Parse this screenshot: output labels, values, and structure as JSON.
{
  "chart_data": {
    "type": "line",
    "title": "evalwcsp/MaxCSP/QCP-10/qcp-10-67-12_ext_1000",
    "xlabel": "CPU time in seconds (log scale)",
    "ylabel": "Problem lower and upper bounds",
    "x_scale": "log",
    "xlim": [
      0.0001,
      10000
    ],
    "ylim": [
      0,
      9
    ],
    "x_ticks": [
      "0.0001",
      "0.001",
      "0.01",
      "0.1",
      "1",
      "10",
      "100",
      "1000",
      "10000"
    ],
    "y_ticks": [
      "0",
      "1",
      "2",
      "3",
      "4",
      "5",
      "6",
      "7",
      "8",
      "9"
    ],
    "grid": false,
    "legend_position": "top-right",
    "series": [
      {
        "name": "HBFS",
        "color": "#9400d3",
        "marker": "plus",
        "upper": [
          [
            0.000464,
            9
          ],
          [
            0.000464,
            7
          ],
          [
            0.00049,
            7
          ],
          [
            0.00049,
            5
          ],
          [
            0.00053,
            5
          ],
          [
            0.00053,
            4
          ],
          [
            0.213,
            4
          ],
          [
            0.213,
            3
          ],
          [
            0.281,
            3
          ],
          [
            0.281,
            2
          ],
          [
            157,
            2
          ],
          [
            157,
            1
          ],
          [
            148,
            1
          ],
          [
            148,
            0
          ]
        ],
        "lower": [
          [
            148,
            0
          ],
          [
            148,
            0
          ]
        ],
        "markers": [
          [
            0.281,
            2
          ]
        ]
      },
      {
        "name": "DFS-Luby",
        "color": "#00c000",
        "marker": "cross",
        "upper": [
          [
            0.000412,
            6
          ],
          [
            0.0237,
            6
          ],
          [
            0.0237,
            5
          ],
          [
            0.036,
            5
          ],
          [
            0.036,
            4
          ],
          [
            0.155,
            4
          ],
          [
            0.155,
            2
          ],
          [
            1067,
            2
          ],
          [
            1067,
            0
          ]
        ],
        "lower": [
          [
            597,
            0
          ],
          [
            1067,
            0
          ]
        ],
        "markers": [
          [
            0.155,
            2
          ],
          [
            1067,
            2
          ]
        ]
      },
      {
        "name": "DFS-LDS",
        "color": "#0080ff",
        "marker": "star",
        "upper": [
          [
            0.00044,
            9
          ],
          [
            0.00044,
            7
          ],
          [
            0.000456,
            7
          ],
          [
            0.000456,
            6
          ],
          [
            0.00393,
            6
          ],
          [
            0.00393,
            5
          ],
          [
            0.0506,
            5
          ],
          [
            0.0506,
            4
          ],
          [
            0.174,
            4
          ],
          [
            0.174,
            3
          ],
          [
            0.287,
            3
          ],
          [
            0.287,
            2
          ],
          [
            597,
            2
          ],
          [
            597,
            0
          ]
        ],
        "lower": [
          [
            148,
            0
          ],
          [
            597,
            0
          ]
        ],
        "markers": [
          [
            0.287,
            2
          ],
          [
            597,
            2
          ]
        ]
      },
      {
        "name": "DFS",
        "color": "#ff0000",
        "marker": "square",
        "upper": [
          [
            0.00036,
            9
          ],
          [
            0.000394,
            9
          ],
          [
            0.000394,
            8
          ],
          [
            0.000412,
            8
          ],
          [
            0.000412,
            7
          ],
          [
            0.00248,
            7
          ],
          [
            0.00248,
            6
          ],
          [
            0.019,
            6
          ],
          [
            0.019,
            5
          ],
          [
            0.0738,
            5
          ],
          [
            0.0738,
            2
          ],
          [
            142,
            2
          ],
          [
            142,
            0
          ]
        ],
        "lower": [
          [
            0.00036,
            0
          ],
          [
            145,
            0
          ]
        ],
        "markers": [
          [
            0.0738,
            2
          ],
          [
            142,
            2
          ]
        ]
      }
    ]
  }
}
════
SET EXERCISE: Repeat each record in full; every line must match exactly.

ANSWER:
Parse this screenshot: output labels, values, and structure as JSON.
{
  "chart_data": {
    "type": "line",
    "title": "evalwcsp/MaxCSP/QCP-10/qcp-10-67-12_ext_1000",
    "xlabel": "CPU time in seconds (log scale)",
    "ylabel": "Problem lower and upper bounds",
    "x_scale": "log",
    "xlim": [
      0.0001,
      10000
    ],
    "ylim": [
      0,
      9
    ],
    "x_ticks": [
      "0.0001",
      "0.001",
      "0.01",
      "0.1",
      "1",
      "10",
      "100",
      "1000",
      "10000"
    ],
    "y_ticks": [
      "0",
      "1",
      "2",
      "3",
      "4",
      "5",
      "6",
      "7",
      "8",
      "9"
    ],
    "grid": false,
    "legend_position": "top-right",
    "series": [
      {
        "name": "HBFS",
        "color": "#9400d3",
        "marker": "plus",
        "upper": [
          [
            0.000464,
            9
          ],
          [
            0.000464,
            7
          ],
          [
            0.00049,
            7
          ],
          [
            0.00049,
            5
          ],
          [
            0.00053,
            5
          ],
          [
            0.00053,
            4
          ],
          [
            0.213,
            4
          ],
          [
            0.213,
            3
          ],
          [
            0.281,
            3
          ],
          [
            0.281,
            2
          ],
          [
            157,
            2
          ],
          [
            157,
            1
          ],
          [
            148,
            1
          ],
          [
            148,
            0
          ]
        ],
        "lower": [
          [
            148,
            0
          ],
          [
            148,
            0
          ]
        ],
        "markers": [
          [
            0.281,
            2
          ]
        ]
      },
      {
        "name": "DFS-Luby",
        "color": "#00c000",
        "marker": "cross",
        "upper": [
          [
            0.000412,
            6
          ],
          [
            0.0237,
            6
          ],
          [
            0.0237,
            5
          ],
          [
            0.036,
            5
          ],
          [
            0.036,
            4
          ],
          [
            0.155,
            4
          ],
          [
            0.155,
            2
          ],
          [
            1067,
            2
          ],
          [
            1067,
            0
          ]
        ],
        "lower": [
          [
            597,
            0
          ],
          [
            1067,
            0
          ]
        ],
        "markers": [
          [
            0.155,
            2
          ],
          [
            1067,
            2
          ]
        ]
      },
      {
        "name": "DFS-LDS",
        "color": "#0080ff",
        "marker": "star",
        "upper": [
          [
            0.00044,
            9
          ],
          [
            0.00044,
            7
          ],
          [
            0.000456,
            7
          ],
          [
            0.000456,
            6
          ],
          [
            0.00393,
            6
          ],
          [
            0.00393,
            5
          ],
          [
            0.0506,
            5
          ],
          [
            0.0506,
            4
          ],
          [
            0.174,
            4
          ],
          [
            0.174,
            3
          ],
          [
            0.287,
            3
          ],
          [
            0.287,
            2
          ],
          [
            597,
            2
          ],
          [
            597,
            0
          ]
        ],
        "lower": [
          [
            148,
            0
          ],
          [
            597,
            0
          ]
        ],
        "markers": [
          [
            0.287,
            2
          ],
          [
            597,
            2
          ]
        ]
      },
      {
        "name": "DFS",
        "color": "#ff0000",
        "marker": "square",
        "upper": [
          [
            0.00036,
            9
          ],
          [
            0.000394,
            9
          ],
          [
            0.000394,
            8
          ],
          [
            0.000412,
            8
          ],
          [
            0.000412,
            7
          ],
          [
            0.00248,
            7
          ],
          [
            0.00248,
            6
          ],
          [
            0.019,
            6
          ],
          [
            0.019,
            5
          ],
          [
            0.0738,
            5
          ],
          [
            0.0738,
            2
          ],
          [
            142,
            2
          ],
          [
            142,
            0
          ]
        ],
        "lower": [
          [
            0.00036,
            0
          ],
          [
            145,
            0
          ]
        ],
        "markers": [
          [
            0.0738,
            2
          ],
          [
            142,
            2
          ]
        ]
      }
    ]
  }
}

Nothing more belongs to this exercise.